— Task details —
Count the lines below that contain the word "aligns", and give only that number.

Saved entries:
= = = = = = =

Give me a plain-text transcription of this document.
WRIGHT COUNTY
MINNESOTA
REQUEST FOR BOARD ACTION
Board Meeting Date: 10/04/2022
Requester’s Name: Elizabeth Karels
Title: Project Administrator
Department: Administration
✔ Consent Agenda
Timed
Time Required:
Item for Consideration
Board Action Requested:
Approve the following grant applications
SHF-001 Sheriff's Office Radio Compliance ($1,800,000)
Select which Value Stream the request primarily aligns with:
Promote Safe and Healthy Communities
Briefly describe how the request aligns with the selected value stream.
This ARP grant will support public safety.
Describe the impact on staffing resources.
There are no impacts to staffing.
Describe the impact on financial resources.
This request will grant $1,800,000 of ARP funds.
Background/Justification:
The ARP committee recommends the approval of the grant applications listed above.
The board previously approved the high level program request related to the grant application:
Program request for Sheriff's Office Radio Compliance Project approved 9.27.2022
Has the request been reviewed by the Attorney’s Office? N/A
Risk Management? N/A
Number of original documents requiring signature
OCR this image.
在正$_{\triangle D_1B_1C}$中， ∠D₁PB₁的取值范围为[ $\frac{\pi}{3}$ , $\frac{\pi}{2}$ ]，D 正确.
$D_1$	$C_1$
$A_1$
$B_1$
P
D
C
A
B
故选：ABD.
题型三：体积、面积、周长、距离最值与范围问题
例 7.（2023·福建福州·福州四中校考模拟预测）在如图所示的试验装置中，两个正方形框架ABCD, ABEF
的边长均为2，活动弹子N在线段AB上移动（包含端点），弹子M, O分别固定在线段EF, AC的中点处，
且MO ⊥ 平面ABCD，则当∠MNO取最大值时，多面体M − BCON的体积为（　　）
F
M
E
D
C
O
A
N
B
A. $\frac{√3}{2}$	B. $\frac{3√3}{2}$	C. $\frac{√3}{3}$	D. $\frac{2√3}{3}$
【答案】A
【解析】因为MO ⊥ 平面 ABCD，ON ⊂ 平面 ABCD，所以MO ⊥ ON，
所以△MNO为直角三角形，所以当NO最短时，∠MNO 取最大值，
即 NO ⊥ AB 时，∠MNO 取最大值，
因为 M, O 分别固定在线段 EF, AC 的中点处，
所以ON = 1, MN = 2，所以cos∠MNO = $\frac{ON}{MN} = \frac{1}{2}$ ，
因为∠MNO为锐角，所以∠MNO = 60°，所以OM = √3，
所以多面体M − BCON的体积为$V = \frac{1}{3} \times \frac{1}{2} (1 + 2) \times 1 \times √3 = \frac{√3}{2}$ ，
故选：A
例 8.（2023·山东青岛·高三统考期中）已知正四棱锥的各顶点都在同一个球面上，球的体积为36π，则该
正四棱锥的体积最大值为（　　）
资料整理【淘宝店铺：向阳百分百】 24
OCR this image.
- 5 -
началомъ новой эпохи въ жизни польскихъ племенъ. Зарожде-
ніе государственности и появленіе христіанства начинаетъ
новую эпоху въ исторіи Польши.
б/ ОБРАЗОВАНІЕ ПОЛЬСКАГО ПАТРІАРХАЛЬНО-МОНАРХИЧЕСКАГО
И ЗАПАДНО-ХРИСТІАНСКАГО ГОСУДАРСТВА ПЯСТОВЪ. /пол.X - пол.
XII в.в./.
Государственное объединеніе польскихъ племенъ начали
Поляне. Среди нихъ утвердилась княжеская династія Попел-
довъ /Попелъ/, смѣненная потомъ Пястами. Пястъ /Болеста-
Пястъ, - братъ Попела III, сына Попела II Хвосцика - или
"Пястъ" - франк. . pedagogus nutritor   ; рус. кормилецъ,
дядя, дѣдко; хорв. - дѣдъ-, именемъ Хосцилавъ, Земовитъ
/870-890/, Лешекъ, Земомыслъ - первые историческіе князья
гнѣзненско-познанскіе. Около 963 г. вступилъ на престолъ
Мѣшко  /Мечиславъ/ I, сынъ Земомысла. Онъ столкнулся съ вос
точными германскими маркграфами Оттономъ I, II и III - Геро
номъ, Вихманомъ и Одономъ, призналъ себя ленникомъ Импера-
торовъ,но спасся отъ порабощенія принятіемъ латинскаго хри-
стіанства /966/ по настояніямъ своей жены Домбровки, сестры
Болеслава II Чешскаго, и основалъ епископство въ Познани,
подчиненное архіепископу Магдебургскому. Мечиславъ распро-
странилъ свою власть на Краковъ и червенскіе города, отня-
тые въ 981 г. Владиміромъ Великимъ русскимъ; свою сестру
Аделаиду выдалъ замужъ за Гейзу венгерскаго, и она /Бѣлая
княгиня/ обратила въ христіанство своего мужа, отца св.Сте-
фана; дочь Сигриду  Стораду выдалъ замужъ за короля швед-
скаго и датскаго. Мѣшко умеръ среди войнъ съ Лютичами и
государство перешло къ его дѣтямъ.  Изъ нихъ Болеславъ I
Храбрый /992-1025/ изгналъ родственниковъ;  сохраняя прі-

= = = = = = =

— Written answer —
2